▶ **TASK STATEMENT**
Select every line holding the word "stomach" and copy it.

▶ **DATA SUPPLIED**
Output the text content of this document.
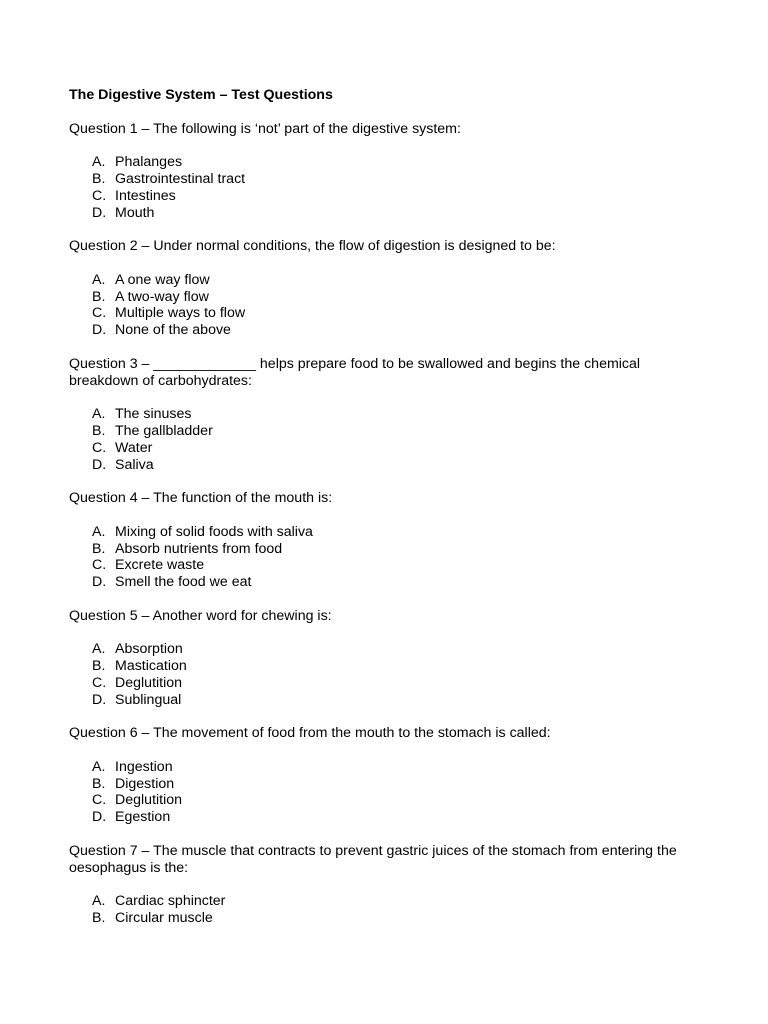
The Digestive System – Test Questions

Question 1 – The following is ‘not’ part of the digestive system:

A. Phalanges
B. Gastrointestinal tract
C. Intestines
D. Mouth

Question 2 – Under normal conditions, the flow of digestion is designed to be:

A. A one way flow
B. A two-way flow
C. Multiple ways to flow
D. None of the above

Question 3 – _____________ helps prepare food to be swallowed and begins the chemical breakdown of carbohydrates:

A. The sinuses
B. The gallbladder
C. Water
D. Saliva

Question 4 – The function of the mouth is:

A. Mixing of solid foods with saliva
B. Absorb nutrients from food
C. Excrete waste
D. Smell the food we eat

Question 5 – Another word for chewing is:

A. Absorption
B. Mastication
C. Deglutition
D. Sublingual

Question 6 – The movement of food from the mouth to the stomach is called:

A. Ingestion
B. Digestion
C. Deglutition
D. Egestion

Question 7 – The muscle that contracts to prevent gastric juices of the stomach from entering the oesophagus is the:

A. Cardiac sphincter
B. Circular muscle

▶ **FINISHED EXERCISE**
Question 6 – The movement of food from the mouth to the stomach is called:
Question 7 – The muscle that contracts to prevent gastric juices of the stomach from entering the oesophagus is the:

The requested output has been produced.